__AVAILABLE DATA__:

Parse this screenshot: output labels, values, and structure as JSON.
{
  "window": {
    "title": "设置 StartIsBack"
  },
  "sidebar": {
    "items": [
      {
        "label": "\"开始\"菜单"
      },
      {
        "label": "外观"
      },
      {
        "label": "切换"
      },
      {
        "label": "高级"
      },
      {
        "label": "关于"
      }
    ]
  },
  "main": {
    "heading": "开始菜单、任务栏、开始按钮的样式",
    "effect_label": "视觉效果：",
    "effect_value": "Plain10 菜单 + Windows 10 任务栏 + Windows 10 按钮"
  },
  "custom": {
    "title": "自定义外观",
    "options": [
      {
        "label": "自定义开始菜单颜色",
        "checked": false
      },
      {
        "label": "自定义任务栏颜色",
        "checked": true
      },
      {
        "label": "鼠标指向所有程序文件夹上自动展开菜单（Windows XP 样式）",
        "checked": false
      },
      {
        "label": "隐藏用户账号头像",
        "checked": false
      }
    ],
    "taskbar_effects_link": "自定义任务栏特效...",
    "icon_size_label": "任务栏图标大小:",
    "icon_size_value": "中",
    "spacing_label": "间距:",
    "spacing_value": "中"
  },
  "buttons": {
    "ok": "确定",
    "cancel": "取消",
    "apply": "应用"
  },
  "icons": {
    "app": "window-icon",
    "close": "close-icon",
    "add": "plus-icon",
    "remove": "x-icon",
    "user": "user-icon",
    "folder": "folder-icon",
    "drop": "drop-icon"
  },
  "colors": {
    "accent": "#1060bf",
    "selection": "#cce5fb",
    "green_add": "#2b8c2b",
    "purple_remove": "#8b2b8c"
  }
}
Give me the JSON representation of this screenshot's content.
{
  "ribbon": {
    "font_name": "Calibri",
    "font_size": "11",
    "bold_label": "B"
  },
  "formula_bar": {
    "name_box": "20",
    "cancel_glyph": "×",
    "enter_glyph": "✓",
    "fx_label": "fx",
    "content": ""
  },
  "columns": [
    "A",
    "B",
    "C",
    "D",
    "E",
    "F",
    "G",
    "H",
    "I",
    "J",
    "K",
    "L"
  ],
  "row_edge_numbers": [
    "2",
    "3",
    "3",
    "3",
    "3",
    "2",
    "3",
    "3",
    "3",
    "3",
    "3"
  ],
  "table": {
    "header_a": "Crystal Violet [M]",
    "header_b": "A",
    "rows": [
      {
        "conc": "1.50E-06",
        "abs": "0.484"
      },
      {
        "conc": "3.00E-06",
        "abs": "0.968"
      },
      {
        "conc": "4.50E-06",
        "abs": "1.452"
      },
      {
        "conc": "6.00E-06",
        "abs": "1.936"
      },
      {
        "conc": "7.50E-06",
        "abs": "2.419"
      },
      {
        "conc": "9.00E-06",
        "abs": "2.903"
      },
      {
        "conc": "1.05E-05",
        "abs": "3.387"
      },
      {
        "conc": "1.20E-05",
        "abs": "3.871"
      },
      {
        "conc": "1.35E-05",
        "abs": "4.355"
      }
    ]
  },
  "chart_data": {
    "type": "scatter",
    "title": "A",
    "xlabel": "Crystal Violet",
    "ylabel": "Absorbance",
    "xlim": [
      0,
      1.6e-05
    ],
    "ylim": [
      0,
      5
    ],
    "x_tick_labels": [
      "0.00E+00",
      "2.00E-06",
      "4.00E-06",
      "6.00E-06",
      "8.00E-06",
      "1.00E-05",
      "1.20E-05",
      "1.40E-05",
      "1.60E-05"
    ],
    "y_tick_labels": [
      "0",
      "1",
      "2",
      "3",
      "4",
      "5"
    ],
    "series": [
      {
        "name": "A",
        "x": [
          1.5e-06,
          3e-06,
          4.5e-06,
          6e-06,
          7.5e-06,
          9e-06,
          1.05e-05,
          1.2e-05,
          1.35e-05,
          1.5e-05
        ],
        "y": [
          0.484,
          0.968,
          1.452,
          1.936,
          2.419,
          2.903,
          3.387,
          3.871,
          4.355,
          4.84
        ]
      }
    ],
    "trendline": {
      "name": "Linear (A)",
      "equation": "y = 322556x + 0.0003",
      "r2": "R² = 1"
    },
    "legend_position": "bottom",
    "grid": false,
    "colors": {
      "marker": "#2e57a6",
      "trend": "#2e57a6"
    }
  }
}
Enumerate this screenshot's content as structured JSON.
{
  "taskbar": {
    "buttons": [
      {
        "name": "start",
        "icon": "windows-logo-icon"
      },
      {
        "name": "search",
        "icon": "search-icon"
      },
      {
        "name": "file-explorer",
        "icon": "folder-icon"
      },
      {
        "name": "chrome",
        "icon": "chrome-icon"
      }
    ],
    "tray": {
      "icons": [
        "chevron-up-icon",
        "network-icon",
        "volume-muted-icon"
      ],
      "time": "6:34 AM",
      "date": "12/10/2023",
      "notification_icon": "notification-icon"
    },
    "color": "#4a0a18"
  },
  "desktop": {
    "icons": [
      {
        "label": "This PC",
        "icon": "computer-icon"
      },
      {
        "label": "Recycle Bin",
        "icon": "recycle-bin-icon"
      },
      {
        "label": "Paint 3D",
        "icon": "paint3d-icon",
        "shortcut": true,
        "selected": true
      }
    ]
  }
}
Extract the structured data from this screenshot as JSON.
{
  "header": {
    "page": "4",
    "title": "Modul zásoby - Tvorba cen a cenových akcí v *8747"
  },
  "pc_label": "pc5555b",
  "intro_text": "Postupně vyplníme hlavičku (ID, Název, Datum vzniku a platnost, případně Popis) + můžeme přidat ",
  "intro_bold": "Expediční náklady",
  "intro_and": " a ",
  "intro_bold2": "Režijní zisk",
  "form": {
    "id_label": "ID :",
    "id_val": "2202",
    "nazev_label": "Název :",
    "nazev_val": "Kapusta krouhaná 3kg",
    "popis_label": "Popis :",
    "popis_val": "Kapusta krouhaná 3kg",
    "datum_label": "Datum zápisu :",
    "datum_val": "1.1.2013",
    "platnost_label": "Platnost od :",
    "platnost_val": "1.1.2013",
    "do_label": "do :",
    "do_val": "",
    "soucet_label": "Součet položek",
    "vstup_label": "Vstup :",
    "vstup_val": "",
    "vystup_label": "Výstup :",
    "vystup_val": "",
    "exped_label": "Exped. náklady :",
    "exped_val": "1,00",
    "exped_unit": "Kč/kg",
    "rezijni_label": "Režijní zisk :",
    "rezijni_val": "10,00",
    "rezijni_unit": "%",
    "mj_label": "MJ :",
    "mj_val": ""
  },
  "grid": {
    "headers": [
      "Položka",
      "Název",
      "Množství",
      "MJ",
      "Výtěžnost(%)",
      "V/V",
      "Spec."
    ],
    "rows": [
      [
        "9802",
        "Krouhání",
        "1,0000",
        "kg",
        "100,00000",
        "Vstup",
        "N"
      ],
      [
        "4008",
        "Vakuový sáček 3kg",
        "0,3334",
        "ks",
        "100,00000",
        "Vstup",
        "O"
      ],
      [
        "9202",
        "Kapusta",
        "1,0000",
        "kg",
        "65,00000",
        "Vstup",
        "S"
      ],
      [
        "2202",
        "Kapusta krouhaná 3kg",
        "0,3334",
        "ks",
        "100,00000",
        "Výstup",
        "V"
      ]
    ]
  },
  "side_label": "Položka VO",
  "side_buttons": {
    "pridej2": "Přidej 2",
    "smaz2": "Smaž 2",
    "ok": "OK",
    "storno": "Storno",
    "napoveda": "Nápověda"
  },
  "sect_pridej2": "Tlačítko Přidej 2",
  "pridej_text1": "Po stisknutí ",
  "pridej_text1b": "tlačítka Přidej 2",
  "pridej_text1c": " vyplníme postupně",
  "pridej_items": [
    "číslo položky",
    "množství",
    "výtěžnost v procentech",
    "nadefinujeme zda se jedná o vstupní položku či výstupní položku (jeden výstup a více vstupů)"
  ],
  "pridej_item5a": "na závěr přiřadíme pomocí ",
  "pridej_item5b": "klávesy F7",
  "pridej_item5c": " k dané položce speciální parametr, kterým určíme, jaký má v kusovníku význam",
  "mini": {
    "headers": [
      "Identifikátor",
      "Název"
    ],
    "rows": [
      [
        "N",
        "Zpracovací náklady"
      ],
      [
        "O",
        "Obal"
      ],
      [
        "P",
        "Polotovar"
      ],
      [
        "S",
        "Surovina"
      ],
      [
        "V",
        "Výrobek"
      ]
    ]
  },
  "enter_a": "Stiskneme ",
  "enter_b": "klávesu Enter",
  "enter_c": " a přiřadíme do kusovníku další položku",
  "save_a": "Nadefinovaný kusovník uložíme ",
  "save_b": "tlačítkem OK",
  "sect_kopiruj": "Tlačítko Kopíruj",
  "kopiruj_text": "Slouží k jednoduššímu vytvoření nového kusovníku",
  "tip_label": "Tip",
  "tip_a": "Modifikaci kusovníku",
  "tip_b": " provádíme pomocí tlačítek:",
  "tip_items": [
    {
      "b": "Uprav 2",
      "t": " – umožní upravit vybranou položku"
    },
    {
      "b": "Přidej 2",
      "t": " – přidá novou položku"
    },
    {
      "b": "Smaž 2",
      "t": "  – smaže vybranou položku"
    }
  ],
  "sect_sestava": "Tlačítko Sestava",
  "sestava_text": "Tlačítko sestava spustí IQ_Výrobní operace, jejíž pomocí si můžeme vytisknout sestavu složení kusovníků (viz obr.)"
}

__EXERCISE DETAILS__:
In the entries above, find each line with the word "Kapusta" and show it.

__WRITTEN RESPONSE__:
    "nazev_val": "Kapusta krouhaná 3kg",
    "popis_val": "Kapusta krouhaná 3kg",
        "Kapusta",
        "Kapusta krouhaná 3kg",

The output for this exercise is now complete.